INSTRUCTIONS FOR THE TASK:
Read the entries below and pull out each line with the string "необходимых".

RECORDS FOR THIS TASK:

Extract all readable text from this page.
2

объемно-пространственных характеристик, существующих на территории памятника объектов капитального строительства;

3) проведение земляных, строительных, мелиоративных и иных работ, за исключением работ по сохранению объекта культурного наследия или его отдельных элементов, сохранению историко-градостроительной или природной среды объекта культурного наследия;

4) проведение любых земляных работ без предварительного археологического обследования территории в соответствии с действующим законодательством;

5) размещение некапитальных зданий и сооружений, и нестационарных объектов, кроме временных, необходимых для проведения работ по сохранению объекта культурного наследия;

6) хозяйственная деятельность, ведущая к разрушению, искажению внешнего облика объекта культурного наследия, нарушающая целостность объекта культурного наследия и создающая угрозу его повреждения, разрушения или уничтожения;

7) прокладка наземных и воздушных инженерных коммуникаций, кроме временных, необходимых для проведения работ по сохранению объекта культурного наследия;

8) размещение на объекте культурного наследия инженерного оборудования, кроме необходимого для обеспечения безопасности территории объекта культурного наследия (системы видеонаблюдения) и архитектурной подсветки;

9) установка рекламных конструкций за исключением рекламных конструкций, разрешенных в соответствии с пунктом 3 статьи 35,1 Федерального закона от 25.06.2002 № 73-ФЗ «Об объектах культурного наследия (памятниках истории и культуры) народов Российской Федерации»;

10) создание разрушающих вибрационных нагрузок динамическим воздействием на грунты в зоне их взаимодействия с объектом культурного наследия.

EXPECTED OUTPUT:
5) размещение некапитальных зданий и сооружений, и нестационарных объектов, кроме временных, необходимых для проведения работ по сохранению объекта культурного наследия;
7) прокладка наземных и воздушных инженерных коммуникаций, кроме временных, необходимых для проведения работ по сохранению объекта культурного наследия;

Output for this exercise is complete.